What the task requires
Of the lines in the entries, how many hold the word "name"? Give that number alone.

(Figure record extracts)
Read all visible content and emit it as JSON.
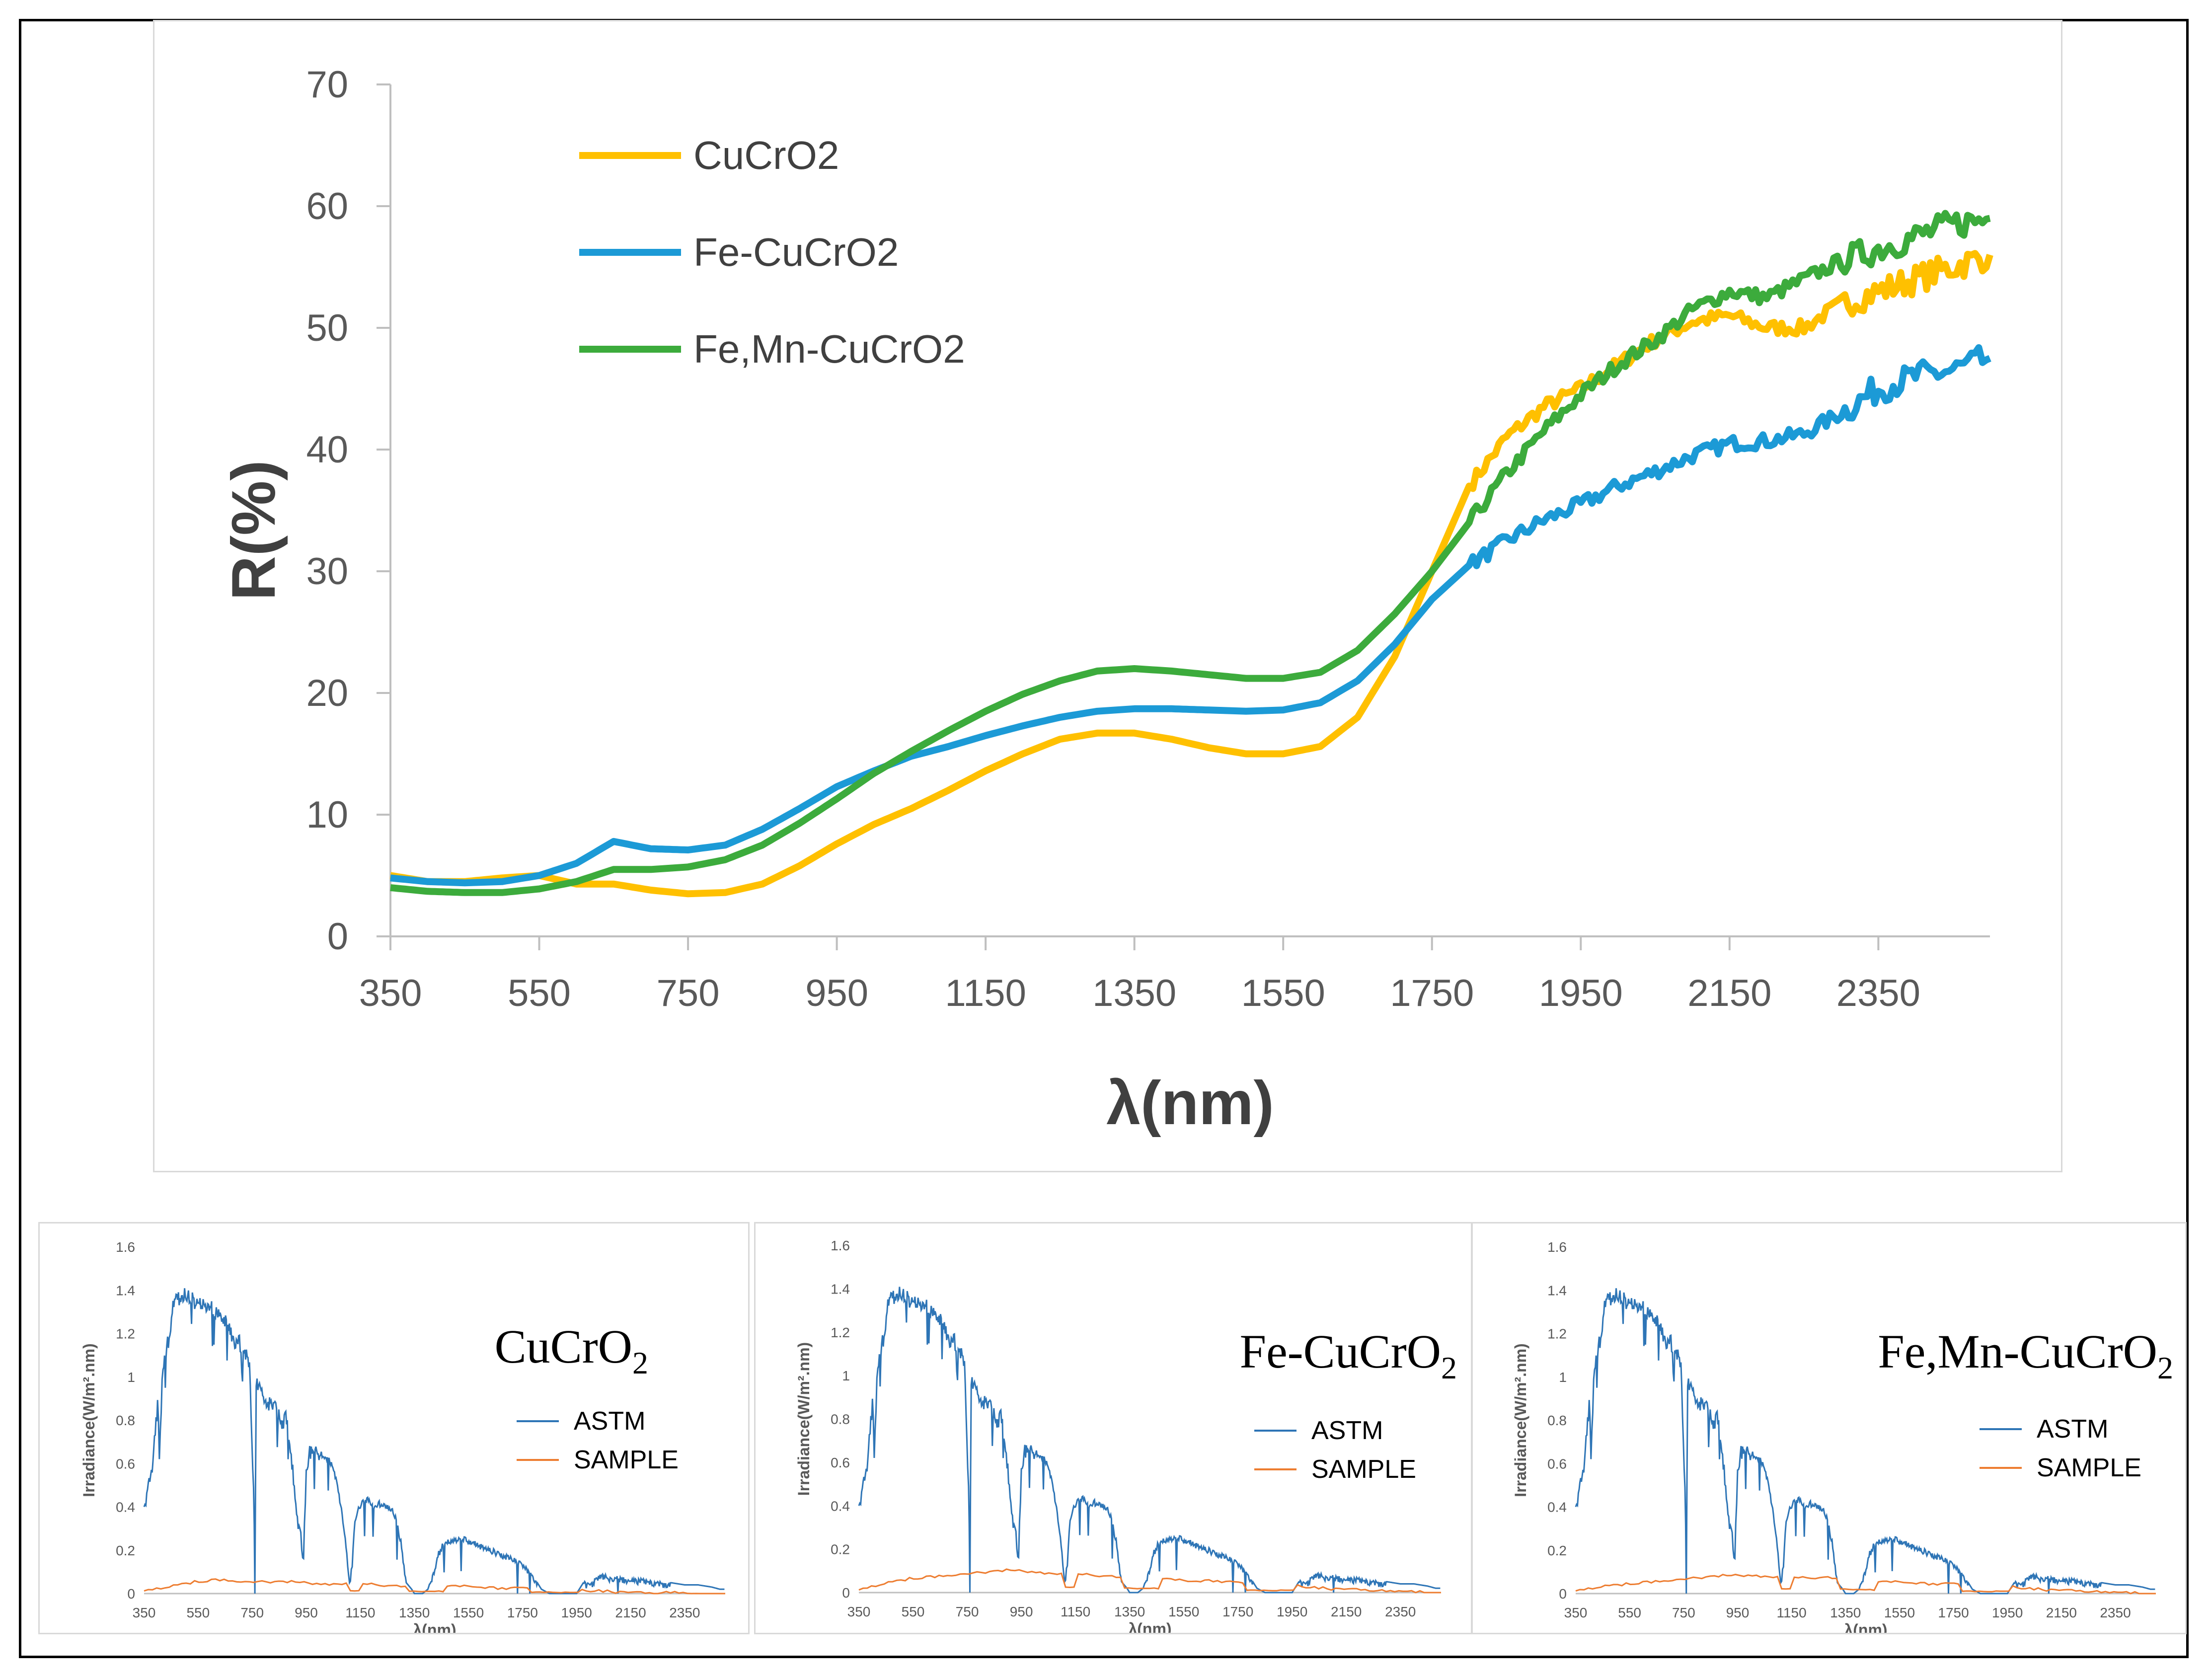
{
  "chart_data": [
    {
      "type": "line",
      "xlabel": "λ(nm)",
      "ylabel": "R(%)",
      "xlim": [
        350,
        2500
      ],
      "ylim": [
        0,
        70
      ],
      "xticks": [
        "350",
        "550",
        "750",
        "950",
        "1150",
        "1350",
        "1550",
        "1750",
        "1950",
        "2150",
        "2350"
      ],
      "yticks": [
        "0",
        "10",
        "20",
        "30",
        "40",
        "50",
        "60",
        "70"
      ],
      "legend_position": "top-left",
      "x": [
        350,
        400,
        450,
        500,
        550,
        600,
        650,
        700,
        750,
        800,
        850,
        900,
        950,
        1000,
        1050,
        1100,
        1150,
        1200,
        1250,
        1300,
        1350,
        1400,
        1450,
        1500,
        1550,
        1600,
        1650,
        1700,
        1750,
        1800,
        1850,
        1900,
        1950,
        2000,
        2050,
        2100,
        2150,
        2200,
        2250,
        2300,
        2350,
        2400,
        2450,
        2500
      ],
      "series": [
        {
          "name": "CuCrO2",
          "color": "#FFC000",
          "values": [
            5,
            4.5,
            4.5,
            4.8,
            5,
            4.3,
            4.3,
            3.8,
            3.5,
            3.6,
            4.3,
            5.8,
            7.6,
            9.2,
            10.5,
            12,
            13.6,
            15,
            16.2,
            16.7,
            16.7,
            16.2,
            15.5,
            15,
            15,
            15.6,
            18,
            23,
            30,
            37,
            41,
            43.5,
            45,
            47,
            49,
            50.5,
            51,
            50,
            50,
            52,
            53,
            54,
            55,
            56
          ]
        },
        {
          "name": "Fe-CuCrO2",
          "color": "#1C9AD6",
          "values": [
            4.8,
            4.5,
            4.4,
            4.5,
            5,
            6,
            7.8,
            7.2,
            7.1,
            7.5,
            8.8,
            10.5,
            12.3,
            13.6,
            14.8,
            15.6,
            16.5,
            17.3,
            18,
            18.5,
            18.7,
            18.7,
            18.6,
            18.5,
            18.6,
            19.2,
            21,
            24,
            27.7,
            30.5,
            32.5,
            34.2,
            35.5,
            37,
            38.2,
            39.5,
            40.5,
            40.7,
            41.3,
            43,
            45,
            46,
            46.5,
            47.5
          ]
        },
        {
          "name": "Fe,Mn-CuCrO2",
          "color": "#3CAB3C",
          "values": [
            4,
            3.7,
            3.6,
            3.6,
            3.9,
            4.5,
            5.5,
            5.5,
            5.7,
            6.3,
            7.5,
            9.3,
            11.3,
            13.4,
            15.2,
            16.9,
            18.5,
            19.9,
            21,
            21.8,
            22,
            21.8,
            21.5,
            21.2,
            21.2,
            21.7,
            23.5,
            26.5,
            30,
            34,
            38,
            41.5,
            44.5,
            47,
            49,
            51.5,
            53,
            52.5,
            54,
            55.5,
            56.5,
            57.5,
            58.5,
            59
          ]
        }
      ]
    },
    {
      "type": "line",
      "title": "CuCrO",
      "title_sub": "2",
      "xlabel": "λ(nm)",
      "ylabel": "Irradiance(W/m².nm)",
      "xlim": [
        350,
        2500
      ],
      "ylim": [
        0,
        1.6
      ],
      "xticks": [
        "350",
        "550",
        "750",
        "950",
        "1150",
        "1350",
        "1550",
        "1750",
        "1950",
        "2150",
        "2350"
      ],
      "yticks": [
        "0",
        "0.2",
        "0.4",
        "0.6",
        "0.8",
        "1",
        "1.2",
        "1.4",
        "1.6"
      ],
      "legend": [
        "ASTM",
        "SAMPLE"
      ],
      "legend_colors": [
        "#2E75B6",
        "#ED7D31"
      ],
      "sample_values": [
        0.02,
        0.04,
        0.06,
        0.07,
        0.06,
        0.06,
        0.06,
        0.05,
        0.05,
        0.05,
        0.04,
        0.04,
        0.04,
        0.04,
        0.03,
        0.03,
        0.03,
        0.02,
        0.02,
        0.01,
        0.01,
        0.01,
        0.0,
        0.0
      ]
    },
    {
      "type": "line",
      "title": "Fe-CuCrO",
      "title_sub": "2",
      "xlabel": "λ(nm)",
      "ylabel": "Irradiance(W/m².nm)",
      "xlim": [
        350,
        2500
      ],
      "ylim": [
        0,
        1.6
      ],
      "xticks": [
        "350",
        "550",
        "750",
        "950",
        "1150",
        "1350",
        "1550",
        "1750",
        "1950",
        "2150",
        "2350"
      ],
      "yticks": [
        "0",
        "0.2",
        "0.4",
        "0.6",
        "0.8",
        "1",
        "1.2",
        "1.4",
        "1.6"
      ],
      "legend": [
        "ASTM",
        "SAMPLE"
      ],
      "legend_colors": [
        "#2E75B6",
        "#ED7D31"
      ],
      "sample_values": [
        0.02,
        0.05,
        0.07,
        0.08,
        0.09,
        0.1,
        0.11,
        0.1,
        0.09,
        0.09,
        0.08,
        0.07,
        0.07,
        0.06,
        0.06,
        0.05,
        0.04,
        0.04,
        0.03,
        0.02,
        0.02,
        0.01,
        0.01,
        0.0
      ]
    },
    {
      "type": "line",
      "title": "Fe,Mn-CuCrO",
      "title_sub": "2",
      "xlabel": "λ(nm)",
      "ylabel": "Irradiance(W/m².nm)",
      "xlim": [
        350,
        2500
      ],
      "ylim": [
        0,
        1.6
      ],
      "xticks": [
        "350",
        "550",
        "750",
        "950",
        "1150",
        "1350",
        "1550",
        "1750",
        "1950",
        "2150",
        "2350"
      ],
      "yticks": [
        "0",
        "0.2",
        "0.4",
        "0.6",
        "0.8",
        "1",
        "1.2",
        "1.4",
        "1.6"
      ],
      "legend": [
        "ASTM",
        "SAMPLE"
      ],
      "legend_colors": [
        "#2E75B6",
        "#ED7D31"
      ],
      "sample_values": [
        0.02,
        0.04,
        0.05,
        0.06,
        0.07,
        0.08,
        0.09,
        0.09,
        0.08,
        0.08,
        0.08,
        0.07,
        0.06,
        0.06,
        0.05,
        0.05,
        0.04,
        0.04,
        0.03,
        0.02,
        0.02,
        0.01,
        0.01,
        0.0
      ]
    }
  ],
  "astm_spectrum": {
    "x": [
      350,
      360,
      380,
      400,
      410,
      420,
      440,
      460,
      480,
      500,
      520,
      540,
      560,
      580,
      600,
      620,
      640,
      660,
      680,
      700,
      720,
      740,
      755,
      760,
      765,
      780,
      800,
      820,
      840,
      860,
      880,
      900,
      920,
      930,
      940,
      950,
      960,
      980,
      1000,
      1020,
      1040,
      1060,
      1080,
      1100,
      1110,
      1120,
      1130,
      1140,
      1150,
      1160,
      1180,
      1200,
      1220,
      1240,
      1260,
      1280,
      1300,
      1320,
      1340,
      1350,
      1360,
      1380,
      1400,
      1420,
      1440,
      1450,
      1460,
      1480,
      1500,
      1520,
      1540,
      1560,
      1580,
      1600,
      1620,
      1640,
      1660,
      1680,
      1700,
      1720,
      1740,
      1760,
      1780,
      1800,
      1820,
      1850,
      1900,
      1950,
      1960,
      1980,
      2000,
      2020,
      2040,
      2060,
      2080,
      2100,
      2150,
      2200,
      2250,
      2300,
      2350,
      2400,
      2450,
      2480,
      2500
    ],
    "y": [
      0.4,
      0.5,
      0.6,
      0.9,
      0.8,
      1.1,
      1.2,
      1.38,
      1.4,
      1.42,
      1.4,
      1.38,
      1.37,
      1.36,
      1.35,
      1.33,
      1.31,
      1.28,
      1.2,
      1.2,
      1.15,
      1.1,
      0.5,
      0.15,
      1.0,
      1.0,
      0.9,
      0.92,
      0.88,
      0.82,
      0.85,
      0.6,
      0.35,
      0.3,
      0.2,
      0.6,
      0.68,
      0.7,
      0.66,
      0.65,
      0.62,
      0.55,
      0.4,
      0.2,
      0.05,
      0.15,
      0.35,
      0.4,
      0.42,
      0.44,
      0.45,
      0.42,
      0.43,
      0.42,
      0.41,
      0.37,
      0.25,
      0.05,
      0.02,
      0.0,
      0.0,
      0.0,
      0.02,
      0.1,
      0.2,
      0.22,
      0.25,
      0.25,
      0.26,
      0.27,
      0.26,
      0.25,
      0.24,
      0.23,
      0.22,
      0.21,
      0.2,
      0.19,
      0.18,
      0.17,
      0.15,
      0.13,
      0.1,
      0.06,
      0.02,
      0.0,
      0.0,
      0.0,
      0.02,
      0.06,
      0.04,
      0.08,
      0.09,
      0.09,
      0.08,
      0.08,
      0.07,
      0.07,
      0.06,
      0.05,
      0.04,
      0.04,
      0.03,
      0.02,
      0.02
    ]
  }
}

Output for this exercise
3